• _DIRECTIONS_
What follows is a listing. Return every line of it exactly.

^^^^^^^^^^^^^^^^

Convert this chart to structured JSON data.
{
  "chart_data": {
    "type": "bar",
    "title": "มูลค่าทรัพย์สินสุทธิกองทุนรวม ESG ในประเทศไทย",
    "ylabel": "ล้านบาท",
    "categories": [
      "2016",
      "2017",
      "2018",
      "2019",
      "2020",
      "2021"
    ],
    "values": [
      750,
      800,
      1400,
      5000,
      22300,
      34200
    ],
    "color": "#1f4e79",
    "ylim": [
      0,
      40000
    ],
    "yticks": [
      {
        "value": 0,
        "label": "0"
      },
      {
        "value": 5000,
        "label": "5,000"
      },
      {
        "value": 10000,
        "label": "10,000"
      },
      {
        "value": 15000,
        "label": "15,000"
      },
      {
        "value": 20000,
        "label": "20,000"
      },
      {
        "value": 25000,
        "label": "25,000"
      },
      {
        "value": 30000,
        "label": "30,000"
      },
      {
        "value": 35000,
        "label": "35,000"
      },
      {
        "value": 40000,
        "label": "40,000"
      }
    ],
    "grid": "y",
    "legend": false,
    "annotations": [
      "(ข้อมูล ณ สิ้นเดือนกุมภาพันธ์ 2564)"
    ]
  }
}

^^^^^^^^^^^^^^^^

• _EXERCISE ANSWER_
Convert this chart to structured JSON data.
{
  "chart_data": {
    "type": "bar",
    "title": "มูลค่าทรัพย์สินสุทธิกองทุนรวม ESG ในประเทศไทย",
    "ylabel": "ล้านบาท",
    "categories": [
      "2016",
      "2017",
      "2018",
      "2019",
      "2020",
      "2021"
    ],
    "values": [
      750,
      800,
      1400,
      5000,
      22300,
      34200
    ],
    "color": "#1f4e79",
    "ylim": [
      0,
      40000
    ],
    "yticks": [
      {
        "value": 0,
        "label": "0"
      },
      {
        "value": 5000,
        "label": "5,000"
      },
      {
        "value": 10000,
        "label": "10,000"
      },
      {
        "value": 15000,
        "label": "15,000"
      },
      {
        "value": 20000,
        "label": "20,000"
      },
      {
        "value": 25000,
        "label": "25,000"
      },
      {
        "value": 30000,
        "label": "30,000"
      },
      {
        "value": 35000,
        "label": "35,000"
      },
      {
        "value": 40000,
        "label": "40,000"
      }
    ],
    "grid": "y",
    "legend": false,
    "annotations": [
      "(ข้อมูล ณ สิ้นเดือนกุมภาพันธ์ 2564)"
    ]
  }
}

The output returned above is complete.